Aim of the exercise
Below are the records; copy each line in them that holds the word "سنين".

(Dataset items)
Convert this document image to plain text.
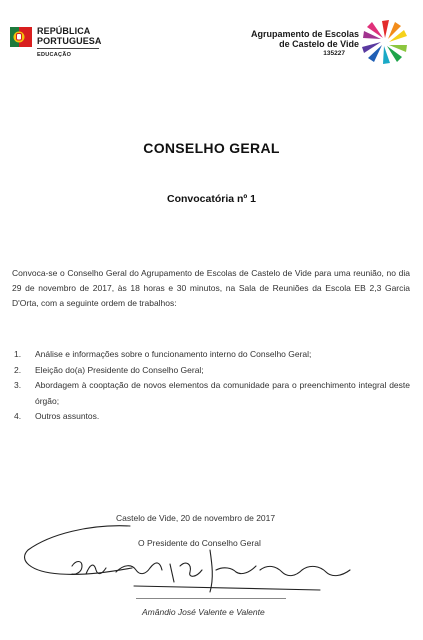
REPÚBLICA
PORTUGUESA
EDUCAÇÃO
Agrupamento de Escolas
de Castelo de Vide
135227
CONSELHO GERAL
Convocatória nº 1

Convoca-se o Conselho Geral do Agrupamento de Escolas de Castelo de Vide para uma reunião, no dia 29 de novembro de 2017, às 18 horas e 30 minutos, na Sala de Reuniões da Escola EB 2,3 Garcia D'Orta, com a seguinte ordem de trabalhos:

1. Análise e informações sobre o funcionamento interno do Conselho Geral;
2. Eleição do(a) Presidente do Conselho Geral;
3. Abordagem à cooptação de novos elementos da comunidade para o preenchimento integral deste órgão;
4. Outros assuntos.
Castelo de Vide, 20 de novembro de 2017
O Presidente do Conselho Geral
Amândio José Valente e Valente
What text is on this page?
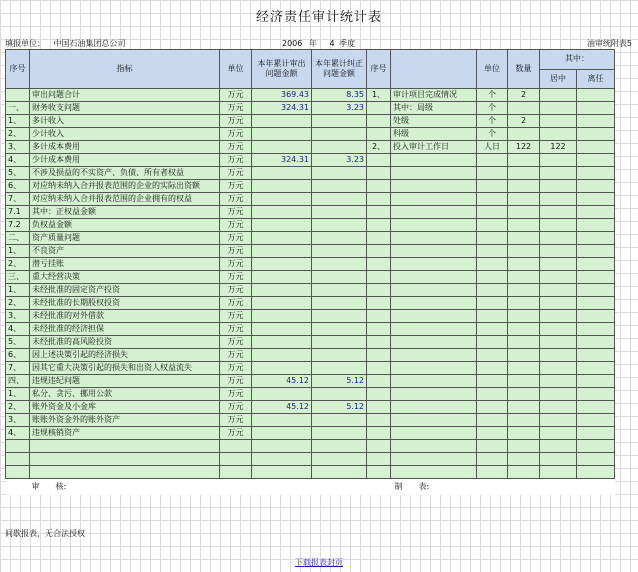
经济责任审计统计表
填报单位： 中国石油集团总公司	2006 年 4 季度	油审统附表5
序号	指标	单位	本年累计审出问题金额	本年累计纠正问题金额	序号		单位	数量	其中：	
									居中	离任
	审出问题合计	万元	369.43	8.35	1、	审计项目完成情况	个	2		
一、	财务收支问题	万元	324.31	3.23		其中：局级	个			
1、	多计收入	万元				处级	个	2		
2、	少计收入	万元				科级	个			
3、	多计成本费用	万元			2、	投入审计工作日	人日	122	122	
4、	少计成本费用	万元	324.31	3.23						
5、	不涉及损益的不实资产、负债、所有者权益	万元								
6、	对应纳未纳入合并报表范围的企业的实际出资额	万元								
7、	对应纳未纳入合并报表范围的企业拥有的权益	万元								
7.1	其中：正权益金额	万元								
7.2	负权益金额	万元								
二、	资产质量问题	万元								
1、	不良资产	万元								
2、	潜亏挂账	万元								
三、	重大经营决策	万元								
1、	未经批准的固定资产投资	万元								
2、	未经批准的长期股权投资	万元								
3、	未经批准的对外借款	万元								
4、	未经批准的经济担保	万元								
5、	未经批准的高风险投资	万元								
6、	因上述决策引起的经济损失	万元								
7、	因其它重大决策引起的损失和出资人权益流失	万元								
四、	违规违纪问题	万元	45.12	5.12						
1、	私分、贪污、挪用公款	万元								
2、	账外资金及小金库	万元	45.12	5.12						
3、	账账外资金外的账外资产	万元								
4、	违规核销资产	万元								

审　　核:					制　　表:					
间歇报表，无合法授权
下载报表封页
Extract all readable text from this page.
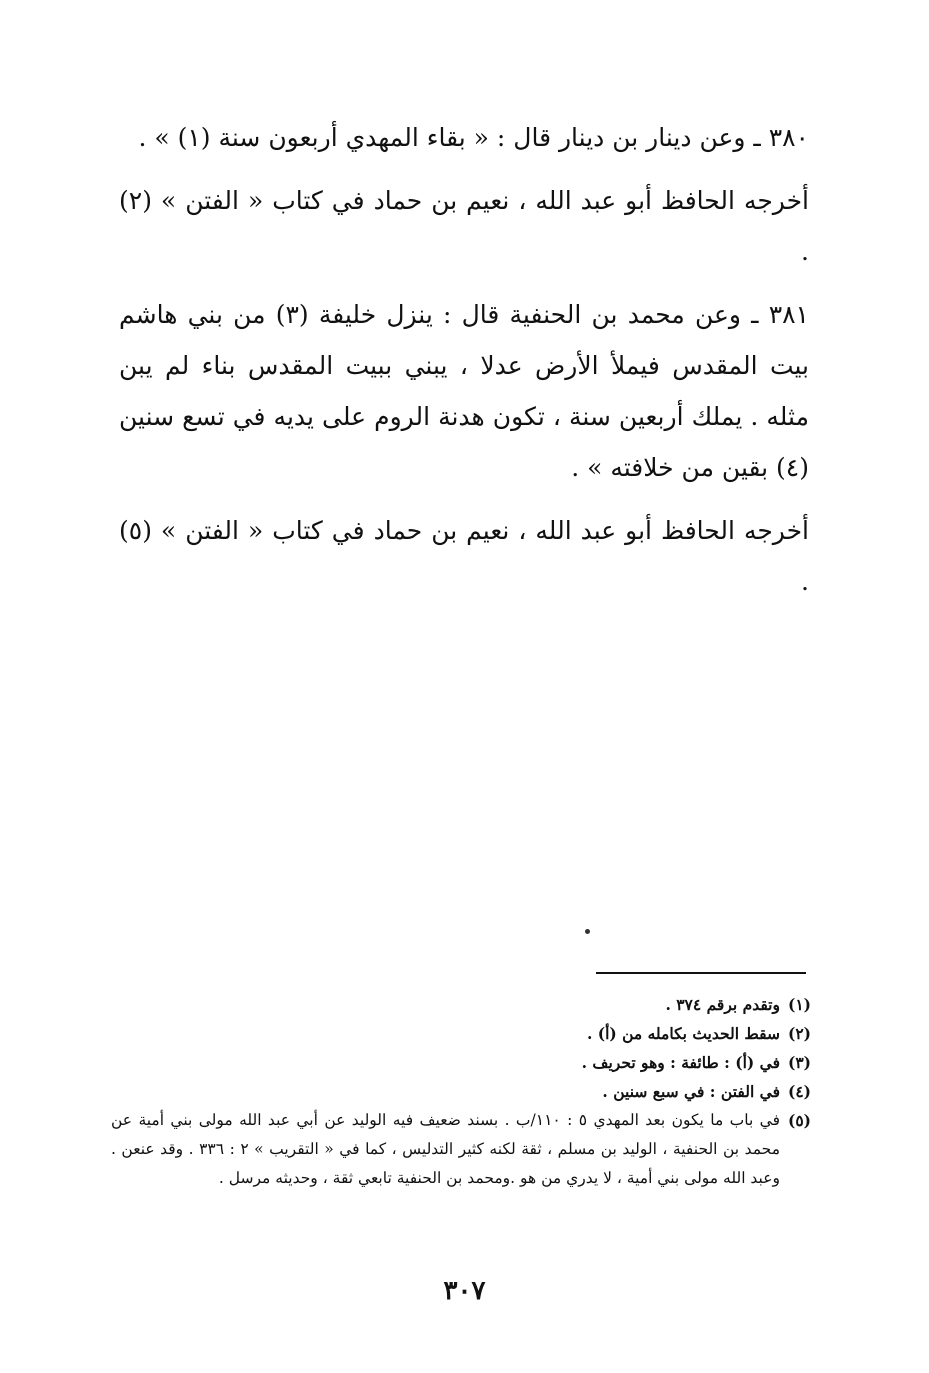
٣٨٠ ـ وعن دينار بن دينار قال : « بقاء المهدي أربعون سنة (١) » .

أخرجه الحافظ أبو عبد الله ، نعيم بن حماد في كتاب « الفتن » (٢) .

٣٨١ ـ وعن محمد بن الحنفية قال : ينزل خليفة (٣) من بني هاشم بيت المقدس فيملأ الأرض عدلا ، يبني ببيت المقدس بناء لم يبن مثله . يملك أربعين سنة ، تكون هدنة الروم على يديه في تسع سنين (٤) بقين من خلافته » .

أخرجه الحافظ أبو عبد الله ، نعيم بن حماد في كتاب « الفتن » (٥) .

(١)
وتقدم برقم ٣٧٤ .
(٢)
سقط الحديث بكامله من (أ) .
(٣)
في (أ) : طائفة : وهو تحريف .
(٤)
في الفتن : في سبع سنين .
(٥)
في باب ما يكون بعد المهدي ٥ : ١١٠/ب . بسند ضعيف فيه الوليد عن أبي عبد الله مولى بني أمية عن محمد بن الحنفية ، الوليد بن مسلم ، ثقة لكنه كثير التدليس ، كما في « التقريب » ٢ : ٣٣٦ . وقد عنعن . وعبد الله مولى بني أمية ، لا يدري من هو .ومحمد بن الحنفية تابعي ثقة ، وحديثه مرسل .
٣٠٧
==
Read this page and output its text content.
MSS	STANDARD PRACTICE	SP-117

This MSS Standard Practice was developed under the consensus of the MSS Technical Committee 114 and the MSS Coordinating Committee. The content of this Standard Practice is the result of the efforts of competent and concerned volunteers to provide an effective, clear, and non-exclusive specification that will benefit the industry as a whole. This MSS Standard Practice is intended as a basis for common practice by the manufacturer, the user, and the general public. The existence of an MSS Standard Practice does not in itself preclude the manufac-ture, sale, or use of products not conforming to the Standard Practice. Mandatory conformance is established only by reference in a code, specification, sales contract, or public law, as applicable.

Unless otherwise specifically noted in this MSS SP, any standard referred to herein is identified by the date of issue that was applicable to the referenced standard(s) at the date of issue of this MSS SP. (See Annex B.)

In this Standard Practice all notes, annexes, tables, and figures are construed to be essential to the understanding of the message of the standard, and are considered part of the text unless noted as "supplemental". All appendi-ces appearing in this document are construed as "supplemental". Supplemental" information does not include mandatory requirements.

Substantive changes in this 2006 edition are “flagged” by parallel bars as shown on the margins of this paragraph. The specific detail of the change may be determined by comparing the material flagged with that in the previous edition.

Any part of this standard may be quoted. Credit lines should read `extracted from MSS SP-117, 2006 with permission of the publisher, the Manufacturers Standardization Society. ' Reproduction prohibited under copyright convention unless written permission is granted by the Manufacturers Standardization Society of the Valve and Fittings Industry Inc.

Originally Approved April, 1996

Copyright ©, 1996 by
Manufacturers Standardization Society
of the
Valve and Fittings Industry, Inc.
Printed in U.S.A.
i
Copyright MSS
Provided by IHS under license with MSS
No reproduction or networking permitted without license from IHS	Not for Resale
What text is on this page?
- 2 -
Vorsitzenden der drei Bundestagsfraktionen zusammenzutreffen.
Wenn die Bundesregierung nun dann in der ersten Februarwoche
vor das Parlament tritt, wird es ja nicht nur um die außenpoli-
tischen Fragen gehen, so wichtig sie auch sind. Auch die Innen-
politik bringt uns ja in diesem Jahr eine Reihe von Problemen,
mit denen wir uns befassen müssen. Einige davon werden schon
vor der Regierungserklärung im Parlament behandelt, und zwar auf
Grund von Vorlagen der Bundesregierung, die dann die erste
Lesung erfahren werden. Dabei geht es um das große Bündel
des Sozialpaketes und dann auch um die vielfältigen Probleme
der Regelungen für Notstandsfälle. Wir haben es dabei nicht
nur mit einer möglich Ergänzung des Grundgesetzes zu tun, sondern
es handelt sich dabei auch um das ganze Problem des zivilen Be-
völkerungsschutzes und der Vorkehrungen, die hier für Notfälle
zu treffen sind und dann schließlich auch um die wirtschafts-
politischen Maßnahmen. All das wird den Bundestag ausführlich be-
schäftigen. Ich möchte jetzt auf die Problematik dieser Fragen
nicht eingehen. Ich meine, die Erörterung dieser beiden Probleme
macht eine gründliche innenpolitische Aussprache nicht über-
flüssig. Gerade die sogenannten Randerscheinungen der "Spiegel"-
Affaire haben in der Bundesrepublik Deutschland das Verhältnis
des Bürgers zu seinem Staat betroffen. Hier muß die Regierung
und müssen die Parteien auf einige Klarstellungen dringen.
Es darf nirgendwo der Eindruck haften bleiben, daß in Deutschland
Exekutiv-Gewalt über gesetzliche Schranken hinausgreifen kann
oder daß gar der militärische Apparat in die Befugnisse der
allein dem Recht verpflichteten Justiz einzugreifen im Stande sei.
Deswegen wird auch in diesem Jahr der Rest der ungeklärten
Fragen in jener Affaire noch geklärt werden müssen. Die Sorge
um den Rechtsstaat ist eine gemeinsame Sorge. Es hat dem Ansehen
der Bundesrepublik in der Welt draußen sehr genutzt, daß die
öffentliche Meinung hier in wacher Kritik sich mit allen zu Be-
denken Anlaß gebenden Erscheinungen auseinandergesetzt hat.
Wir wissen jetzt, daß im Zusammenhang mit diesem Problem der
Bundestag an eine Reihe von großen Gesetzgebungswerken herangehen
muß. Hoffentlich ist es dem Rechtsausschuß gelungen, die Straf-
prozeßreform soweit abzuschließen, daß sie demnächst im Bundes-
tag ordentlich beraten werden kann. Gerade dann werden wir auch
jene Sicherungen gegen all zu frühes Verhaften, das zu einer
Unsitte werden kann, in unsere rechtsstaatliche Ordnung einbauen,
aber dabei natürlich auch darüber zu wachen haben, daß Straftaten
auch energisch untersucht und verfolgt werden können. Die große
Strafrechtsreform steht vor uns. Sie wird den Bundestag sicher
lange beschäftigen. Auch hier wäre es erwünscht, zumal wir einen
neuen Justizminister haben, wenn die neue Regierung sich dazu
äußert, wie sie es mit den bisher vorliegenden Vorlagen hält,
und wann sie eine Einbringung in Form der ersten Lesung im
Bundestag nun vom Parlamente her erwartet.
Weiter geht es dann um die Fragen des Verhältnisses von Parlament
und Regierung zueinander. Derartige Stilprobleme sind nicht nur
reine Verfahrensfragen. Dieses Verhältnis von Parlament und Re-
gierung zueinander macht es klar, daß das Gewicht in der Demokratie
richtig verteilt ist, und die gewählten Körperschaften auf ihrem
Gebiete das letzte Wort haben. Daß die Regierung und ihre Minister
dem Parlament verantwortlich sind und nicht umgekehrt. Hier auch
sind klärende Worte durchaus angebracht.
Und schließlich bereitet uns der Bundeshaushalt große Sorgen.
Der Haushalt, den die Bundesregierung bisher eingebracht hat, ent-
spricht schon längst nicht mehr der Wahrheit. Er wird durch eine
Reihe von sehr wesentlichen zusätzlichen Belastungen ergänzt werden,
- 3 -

Final result
٣٨١ ـ وعن محمد بن الحنفية قال : ينزل خليفة (٣) من بني هاشم بيت المقدس فيملأ الأرض عدلا ، يبني ببيت المقدس بناء لم يبن مثله . يملك أربعين سنة ، تكون هدنة الروم على يديه في تسع سنين (٤) بقين من خلافته » .
في الفتن : في سبع سنين .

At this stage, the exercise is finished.